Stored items
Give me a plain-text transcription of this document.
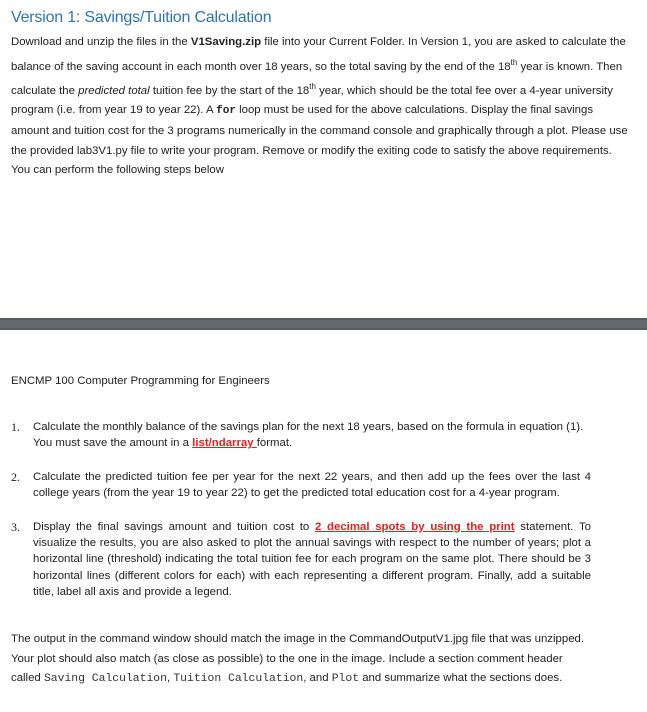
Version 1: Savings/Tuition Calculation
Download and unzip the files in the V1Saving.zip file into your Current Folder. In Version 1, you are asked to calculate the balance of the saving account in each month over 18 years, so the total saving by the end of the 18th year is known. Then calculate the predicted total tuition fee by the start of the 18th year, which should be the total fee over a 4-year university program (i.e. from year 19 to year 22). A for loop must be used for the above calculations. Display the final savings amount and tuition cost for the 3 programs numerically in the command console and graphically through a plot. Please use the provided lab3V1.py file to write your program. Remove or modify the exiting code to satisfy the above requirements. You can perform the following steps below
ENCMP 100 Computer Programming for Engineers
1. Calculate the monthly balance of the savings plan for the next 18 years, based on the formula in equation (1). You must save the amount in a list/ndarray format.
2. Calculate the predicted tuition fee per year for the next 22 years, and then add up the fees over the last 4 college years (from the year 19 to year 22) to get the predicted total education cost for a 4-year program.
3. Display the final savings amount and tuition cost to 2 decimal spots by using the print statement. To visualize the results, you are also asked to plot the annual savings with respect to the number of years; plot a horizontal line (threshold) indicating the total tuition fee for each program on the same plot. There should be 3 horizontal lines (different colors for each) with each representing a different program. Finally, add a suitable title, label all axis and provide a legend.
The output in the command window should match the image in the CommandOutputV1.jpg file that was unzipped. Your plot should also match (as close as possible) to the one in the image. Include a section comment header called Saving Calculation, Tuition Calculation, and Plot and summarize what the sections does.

--

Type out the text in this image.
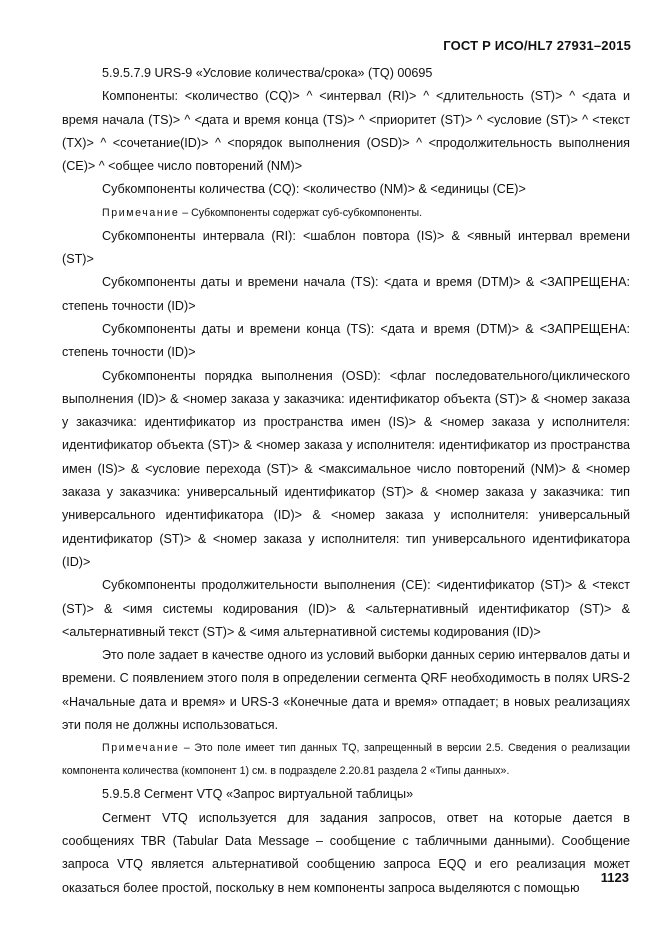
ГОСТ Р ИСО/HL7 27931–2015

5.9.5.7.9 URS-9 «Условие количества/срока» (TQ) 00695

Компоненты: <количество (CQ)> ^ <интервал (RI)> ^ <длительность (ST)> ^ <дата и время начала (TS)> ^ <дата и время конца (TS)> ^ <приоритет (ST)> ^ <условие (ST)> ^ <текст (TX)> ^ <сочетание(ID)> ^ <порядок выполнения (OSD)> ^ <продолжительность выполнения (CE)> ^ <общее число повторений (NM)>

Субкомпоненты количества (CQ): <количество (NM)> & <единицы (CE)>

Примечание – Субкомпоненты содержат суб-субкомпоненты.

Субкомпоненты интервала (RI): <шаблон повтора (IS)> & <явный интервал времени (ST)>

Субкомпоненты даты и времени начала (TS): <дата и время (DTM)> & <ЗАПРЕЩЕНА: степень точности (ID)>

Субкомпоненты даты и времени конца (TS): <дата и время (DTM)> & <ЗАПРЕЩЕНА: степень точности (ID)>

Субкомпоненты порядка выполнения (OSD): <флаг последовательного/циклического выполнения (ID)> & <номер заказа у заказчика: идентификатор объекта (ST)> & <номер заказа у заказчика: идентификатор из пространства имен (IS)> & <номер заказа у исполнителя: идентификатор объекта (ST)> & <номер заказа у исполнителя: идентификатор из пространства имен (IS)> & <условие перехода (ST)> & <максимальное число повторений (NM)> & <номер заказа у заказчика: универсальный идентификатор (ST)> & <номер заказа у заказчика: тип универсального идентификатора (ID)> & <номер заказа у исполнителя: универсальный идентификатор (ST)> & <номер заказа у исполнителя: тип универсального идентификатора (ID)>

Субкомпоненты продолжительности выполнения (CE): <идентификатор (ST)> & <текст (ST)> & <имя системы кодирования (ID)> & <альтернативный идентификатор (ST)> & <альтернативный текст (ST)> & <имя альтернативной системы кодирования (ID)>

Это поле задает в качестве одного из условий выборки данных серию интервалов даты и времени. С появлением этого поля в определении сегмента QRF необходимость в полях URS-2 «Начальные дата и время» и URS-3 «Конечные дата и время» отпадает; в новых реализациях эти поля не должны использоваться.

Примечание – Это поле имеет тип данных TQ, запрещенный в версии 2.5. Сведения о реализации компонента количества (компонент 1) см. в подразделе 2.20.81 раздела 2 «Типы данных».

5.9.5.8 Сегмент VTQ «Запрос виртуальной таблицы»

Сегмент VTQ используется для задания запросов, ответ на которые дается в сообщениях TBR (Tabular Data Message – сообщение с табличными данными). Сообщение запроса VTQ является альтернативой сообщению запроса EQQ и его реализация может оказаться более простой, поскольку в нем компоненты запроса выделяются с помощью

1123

> Exercise
Give the count of lines in the data shown above that contain "text", and nothing else.

> Output for this task
2